## [SUPPLIED INFORMATION]
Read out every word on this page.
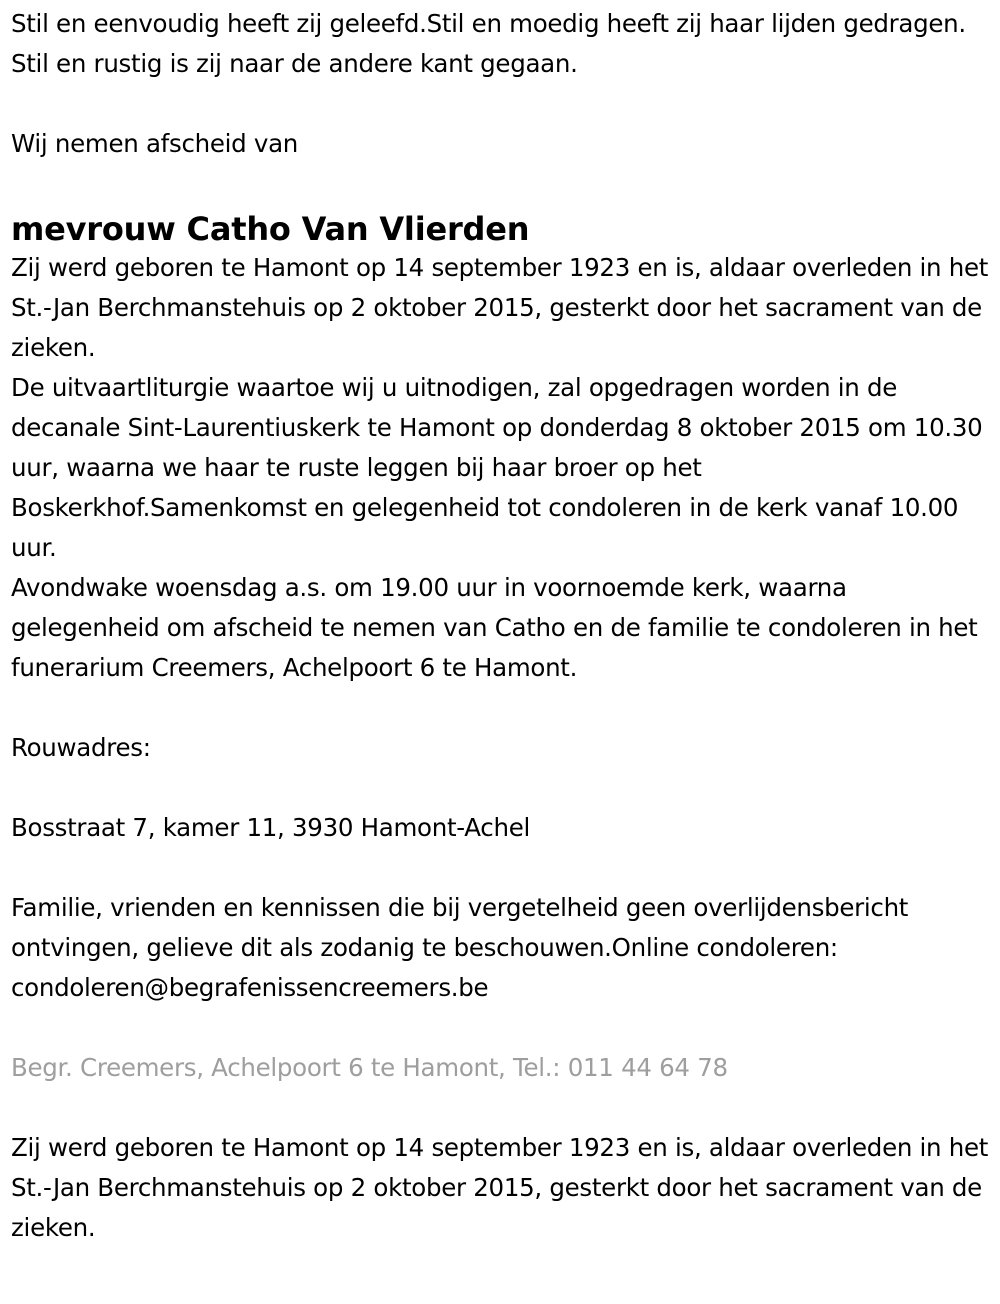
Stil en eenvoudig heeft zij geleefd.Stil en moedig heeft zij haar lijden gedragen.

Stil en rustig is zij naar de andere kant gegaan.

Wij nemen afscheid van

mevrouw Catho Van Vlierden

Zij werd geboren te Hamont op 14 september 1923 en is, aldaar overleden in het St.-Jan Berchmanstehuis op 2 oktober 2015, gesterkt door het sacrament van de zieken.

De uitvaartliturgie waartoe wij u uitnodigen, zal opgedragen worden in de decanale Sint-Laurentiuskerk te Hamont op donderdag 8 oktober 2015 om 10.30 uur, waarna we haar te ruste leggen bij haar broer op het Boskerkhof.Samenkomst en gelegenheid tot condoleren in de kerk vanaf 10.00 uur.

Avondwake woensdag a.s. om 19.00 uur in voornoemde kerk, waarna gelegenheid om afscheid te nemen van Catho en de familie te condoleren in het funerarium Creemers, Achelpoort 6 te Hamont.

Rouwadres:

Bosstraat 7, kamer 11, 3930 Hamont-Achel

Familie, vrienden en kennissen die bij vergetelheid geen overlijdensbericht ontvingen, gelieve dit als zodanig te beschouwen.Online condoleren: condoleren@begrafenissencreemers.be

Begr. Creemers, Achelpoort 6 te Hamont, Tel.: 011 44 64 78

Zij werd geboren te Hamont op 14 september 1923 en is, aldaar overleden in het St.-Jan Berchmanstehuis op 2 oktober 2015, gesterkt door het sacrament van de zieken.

## [YOUR TASK]
Make a verbatim copy of all the entries and strip out the pictures.

## [FINISHED EXERCISE]
Read out every word on this page.
Stil en eenvoudig heeft zij geleefd.Stil en moedig heeft zij haar lijden gedragen.

Stil en rustig is zij naar de andere kant gegaan.

Wij nemen afscheid van

mevrouw Catho Van Vlierden

Zij werd geboren te Hamont op 14 september 1923 en is, aldaar overleden in het St.-Jan Berchmanstehuis op 2 oktober 2015, gesterkt door het sacrament van de zieken.

De uitvaartliturgie waartoe wij u uitnodigen, zal opgedragen worden in de decanale Sint-Laurentiuskerk te Hamont op donderdag 8 oktober 2015 om 10.30 uur, waarna we haar te ruste leggen bij haar broer op het Boskerkhof.Samenkomst en gelegenheid tot condoleren in de kerk vanaf 10.00 uur.

Avondwake woensdag a.s. om 19.00 uur in voornoemde kerk, waarna gelegenheid om afscheid te nemen van Catho en de familie te condoleren in het funerarium Creemers, Achelpoort 6 te Hamont.

Rouwadres:

Bosstraat 7, kamer 11, 3930 Hamont-Achel

Familie, vrienden en kennissen die bij vergetelheid geen overlijdensbericht ontvingen, gelieve dit als zodanig te beschouwen.Online condoleren: condoleren@begrafenissencreemers.be

Begr. Creemers, Achelpoort 6 te Hamont, Tel.: 011 44 64 78

Zij werd geboren te Hamont op 14 september 1923 en is, aldaar overleden in het St.-Jan Berchmanstehuis op 2 oktober 2015, gesterkt door het sacrament van de zieken.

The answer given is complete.